[Exercise] Copy out lines with the word "visitors" from the material that follows.

────────────────────────────────────────

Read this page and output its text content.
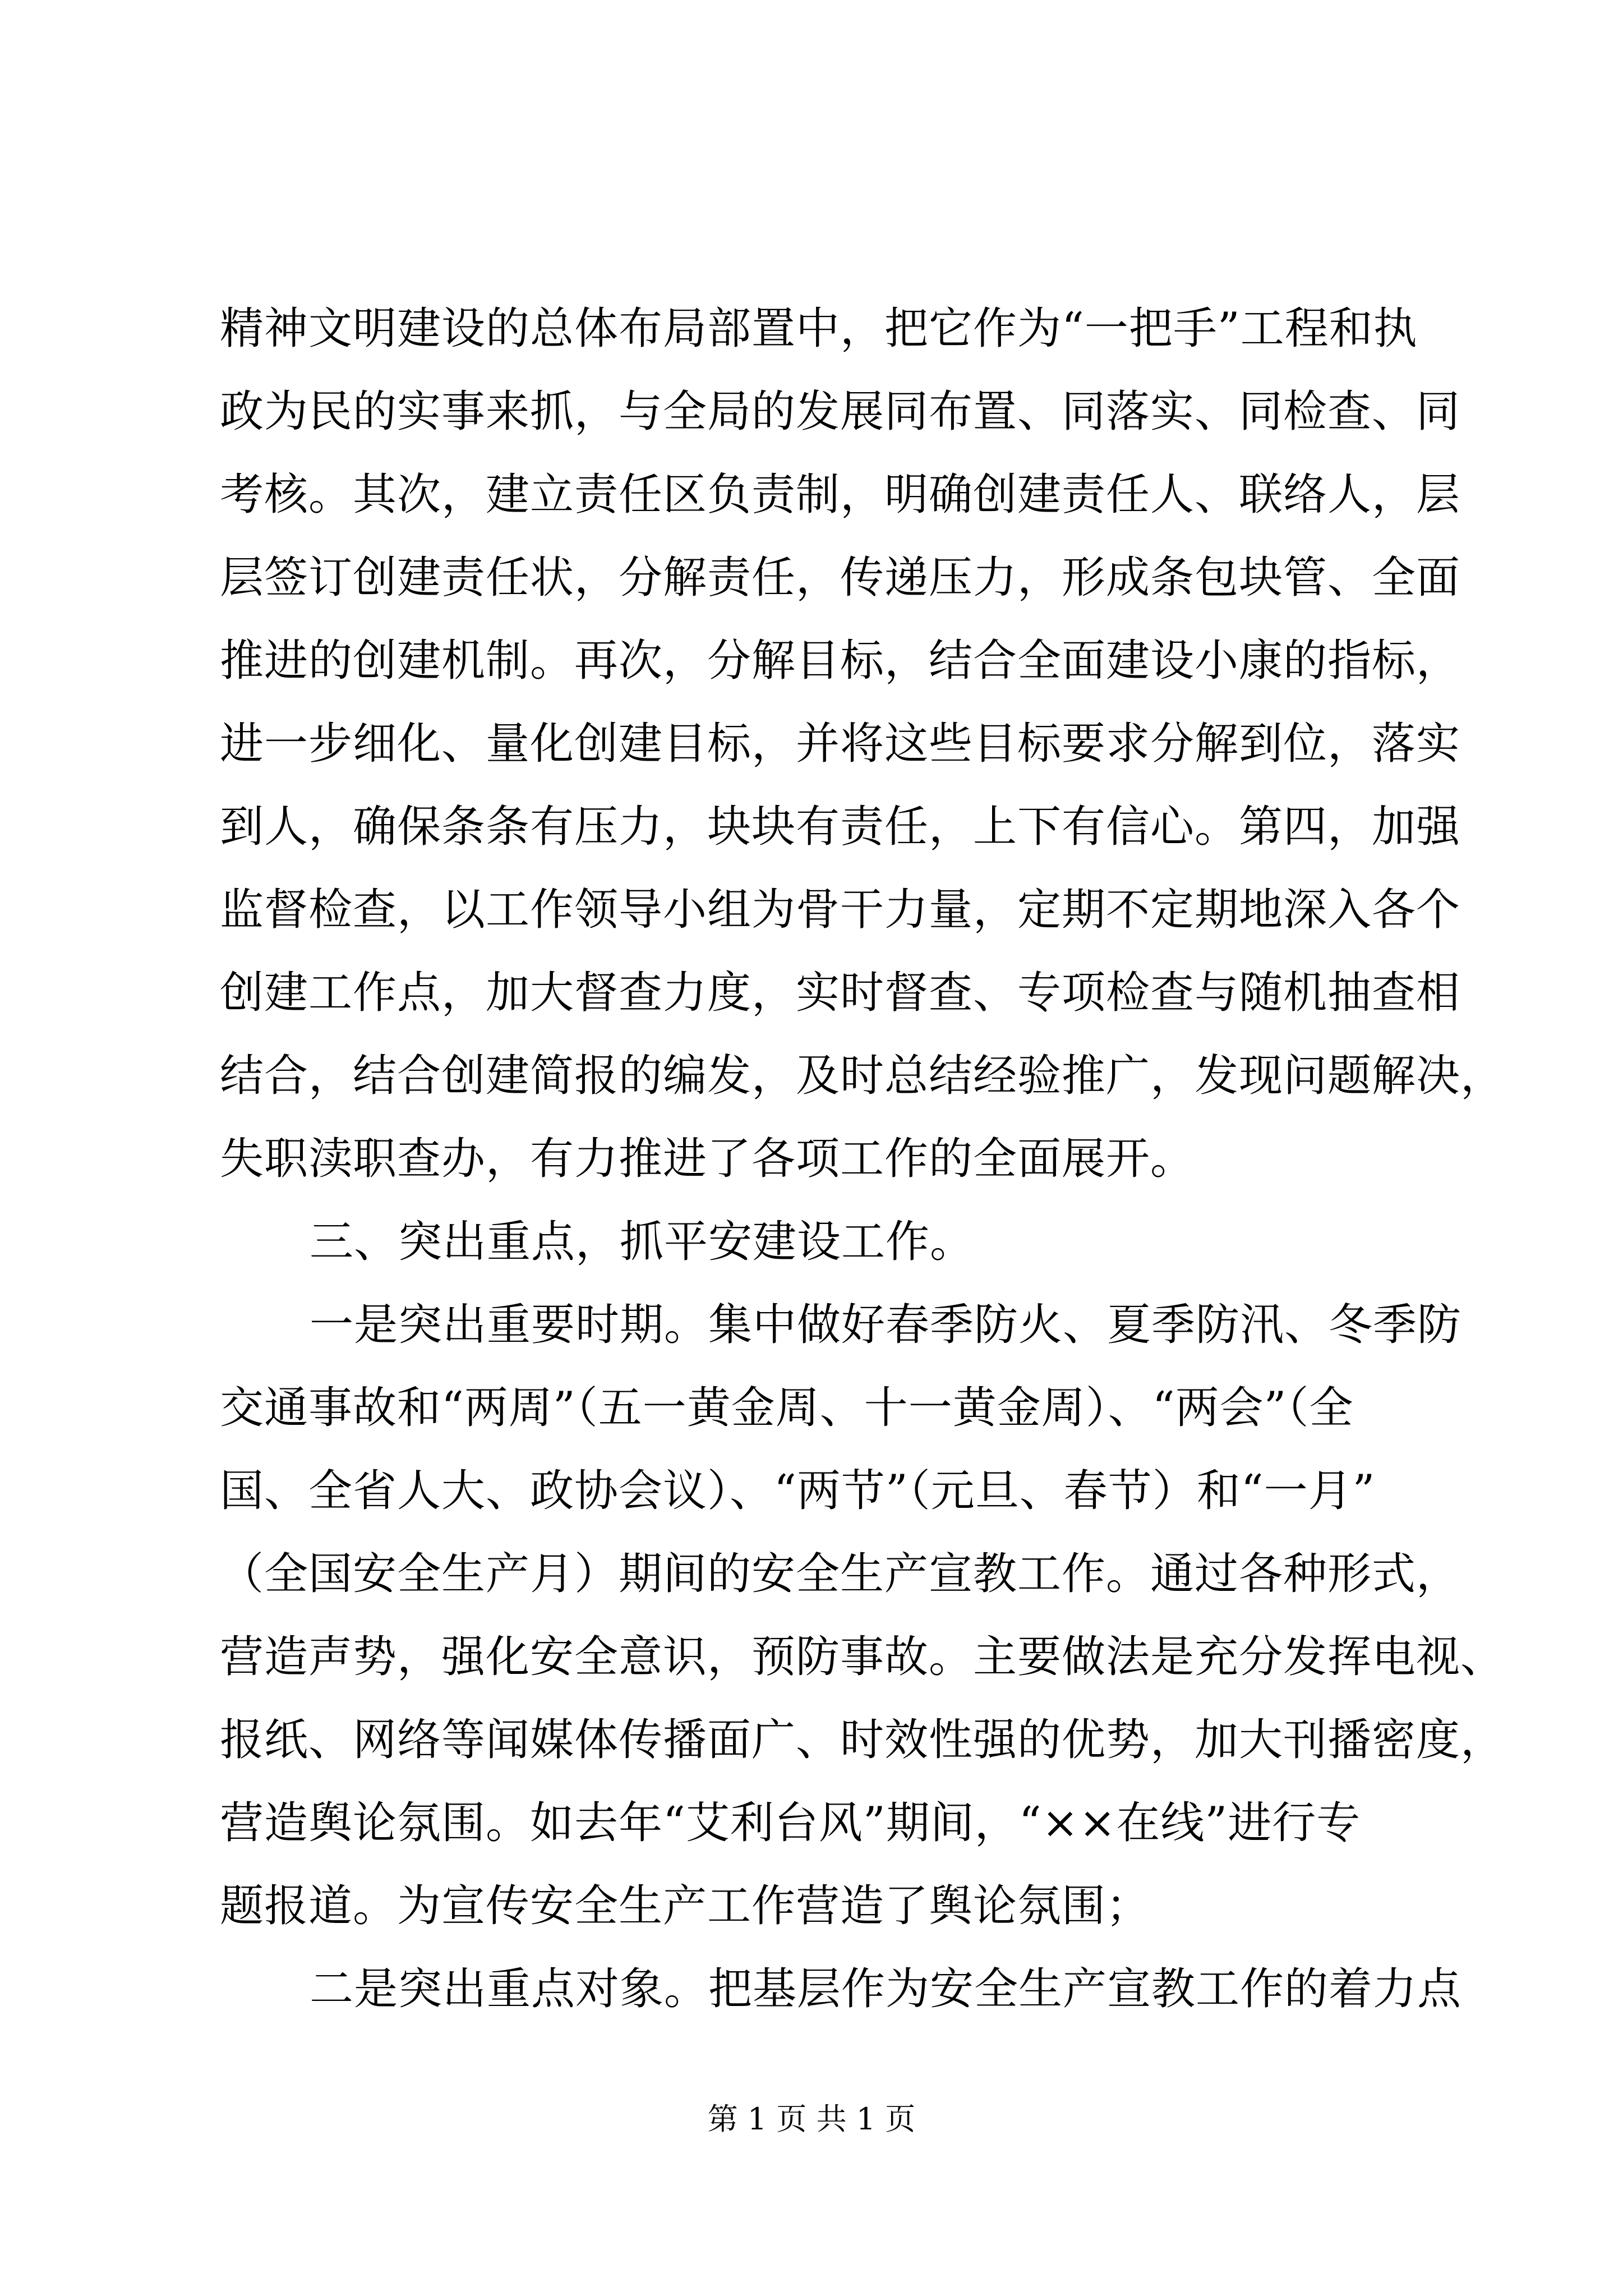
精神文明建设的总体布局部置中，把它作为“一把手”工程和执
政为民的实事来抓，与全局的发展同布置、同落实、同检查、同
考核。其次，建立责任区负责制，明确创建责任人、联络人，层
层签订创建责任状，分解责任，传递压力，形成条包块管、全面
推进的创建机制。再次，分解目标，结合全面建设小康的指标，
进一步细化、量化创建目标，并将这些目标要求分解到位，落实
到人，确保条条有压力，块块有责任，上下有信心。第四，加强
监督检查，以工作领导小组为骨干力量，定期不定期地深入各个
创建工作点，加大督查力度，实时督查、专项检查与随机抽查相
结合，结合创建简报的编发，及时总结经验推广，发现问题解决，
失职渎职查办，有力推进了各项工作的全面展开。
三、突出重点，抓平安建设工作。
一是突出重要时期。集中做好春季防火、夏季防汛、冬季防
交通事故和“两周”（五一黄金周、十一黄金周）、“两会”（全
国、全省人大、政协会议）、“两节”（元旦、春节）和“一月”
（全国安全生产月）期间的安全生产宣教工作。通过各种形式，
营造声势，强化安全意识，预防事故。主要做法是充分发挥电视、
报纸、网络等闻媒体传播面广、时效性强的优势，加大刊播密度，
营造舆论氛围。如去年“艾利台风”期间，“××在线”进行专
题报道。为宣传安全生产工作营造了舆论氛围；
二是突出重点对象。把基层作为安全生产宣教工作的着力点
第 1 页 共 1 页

────────────────────────────────────────

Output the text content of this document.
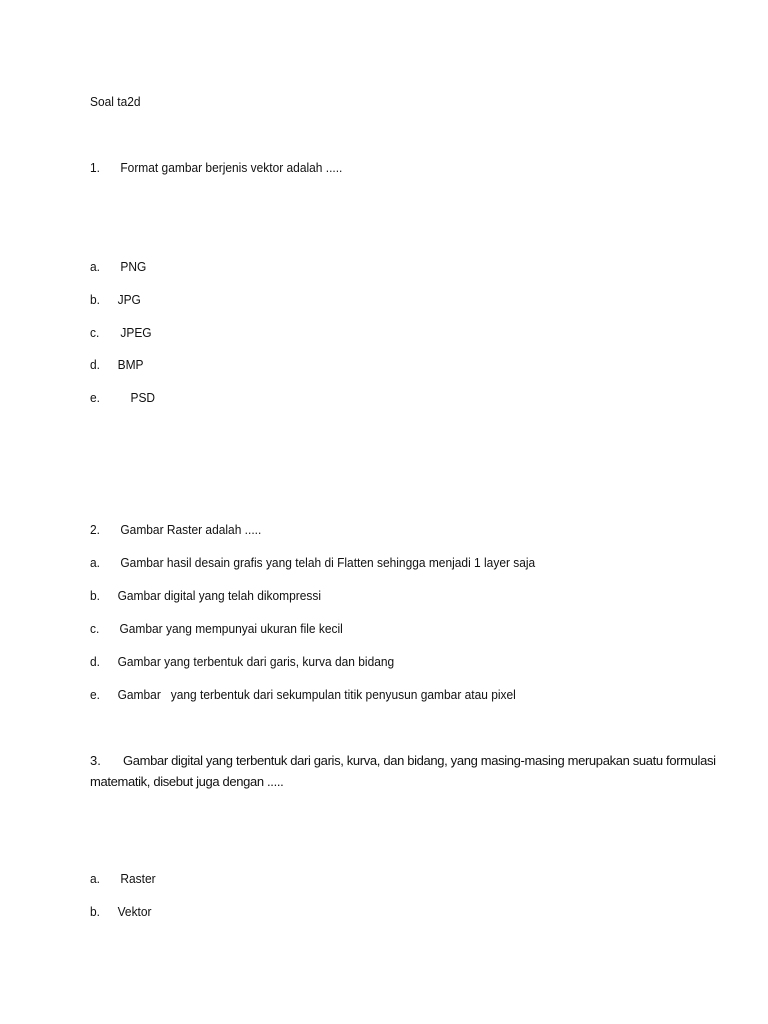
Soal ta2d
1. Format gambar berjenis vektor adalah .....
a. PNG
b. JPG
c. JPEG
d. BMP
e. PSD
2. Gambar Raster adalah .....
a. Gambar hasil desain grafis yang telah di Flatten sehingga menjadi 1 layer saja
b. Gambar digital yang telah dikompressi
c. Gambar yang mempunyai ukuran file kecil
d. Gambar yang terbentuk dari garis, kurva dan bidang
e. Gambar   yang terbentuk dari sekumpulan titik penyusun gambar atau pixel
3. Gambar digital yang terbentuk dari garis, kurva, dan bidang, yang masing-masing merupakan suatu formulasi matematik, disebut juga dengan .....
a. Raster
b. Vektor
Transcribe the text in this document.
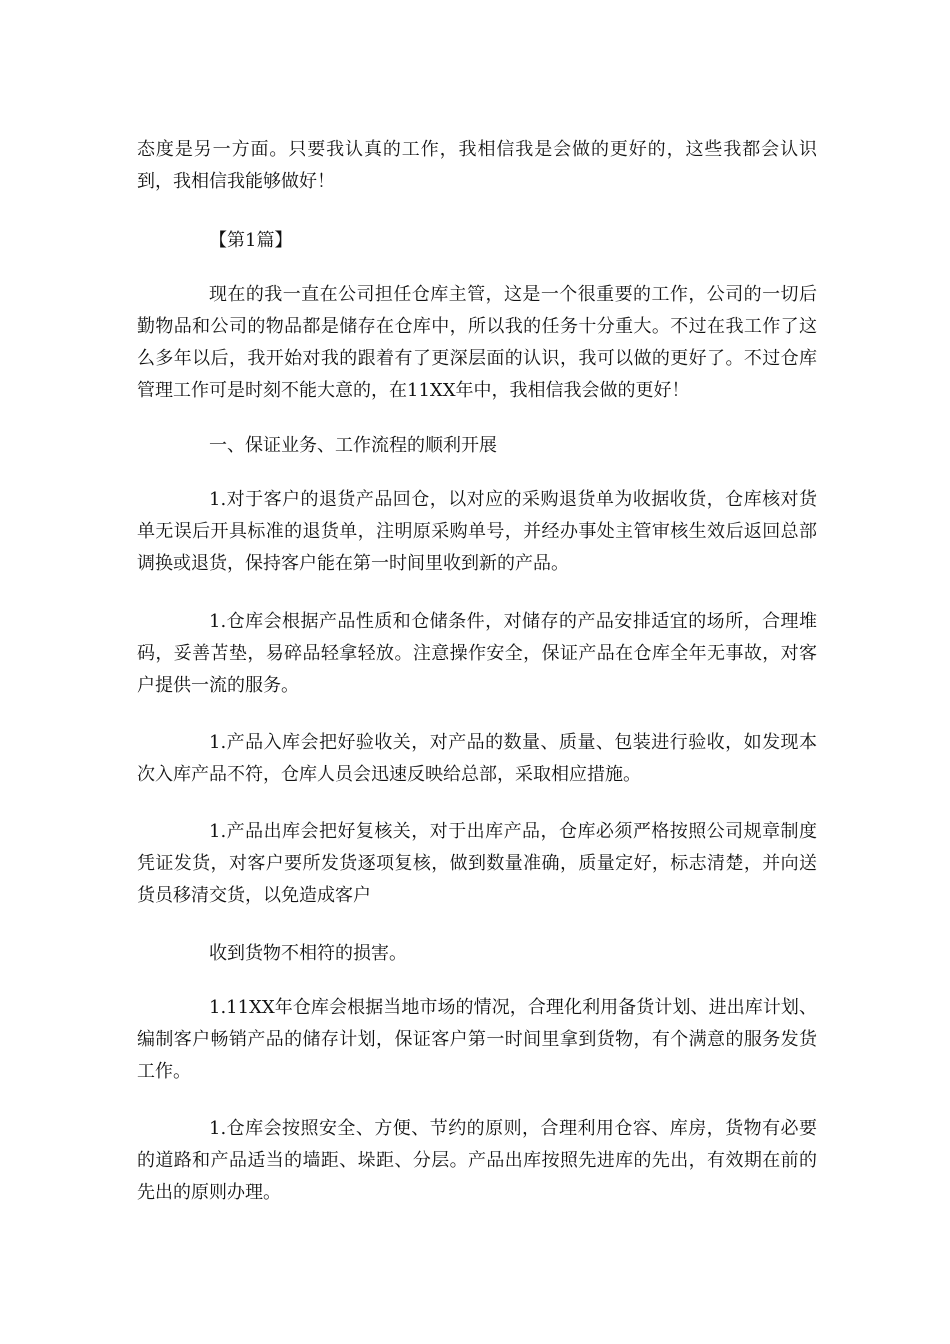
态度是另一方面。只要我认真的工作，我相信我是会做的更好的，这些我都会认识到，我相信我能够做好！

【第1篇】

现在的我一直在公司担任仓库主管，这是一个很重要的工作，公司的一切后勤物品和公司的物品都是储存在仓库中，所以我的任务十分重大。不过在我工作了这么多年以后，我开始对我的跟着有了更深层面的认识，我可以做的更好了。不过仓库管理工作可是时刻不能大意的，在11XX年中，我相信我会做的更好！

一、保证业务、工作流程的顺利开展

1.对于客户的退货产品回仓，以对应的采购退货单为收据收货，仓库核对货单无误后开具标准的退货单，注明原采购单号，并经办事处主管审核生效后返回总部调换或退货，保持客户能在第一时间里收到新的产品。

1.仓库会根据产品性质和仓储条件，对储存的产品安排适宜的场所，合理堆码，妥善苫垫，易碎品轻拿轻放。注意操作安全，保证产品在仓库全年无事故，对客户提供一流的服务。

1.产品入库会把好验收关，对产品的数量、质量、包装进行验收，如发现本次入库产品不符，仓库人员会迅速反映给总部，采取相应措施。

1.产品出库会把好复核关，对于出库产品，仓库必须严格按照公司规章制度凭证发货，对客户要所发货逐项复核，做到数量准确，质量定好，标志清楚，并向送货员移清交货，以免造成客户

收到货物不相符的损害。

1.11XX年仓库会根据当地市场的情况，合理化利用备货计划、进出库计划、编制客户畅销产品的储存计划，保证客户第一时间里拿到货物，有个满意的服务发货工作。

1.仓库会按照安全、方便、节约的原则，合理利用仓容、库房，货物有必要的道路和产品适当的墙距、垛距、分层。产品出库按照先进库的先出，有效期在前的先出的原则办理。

────────────────────────────────────────

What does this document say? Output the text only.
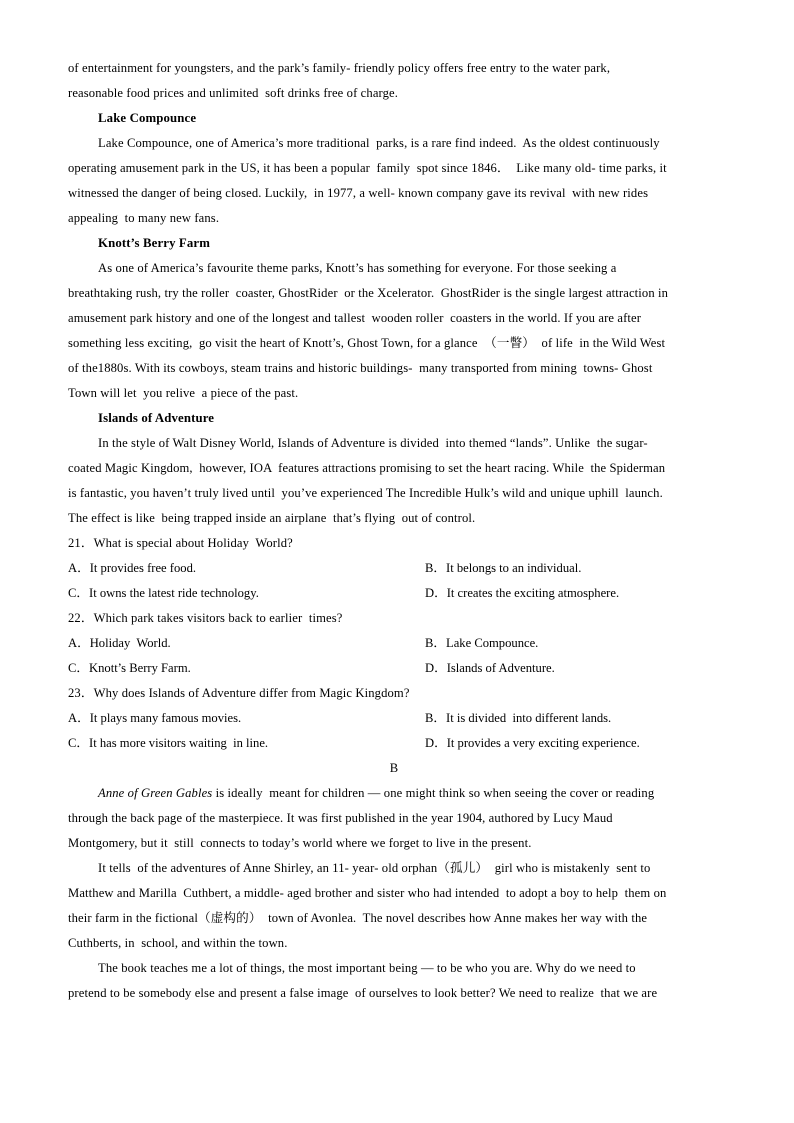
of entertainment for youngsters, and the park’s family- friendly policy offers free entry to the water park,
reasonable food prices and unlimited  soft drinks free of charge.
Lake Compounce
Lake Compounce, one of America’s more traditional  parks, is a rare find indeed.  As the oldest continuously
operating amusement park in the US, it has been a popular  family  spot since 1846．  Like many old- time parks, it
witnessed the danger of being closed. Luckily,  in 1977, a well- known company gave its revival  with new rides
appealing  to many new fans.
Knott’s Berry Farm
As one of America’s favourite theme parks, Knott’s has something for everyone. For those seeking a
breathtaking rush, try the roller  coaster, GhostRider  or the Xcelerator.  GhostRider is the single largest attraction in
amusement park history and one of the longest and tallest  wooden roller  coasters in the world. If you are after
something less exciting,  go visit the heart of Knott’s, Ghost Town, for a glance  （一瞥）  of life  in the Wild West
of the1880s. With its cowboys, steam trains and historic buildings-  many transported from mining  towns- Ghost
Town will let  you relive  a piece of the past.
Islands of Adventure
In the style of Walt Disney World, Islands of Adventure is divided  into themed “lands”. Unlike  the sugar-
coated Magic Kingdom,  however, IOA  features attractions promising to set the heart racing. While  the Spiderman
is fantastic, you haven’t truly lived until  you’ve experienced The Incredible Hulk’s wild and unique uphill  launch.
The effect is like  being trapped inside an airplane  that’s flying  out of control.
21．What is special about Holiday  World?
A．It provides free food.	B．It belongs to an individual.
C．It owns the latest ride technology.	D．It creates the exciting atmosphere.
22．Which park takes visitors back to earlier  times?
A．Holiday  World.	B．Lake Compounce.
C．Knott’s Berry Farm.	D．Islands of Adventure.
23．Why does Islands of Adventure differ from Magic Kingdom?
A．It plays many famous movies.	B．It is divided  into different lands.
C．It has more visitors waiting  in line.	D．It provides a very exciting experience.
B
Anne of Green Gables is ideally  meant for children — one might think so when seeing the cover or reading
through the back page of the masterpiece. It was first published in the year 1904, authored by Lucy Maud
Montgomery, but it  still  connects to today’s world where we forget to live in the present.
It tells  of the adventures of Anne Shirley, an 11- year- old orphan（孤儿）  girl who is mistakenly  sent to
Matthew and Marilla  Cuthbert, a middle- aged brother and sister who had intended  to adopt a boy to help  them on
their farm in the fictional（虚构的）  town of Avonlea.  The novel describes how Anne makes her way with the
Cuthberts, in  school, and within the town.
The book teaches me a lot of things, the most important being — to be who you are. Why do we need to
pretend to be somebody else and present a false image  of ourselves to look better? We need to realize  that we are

────────────────────────────────────────

[Final result]
22．Which park takes visitors back to earlier  times?
C．It has more visitors waiting  in line.	D．It provides a very exciting experience.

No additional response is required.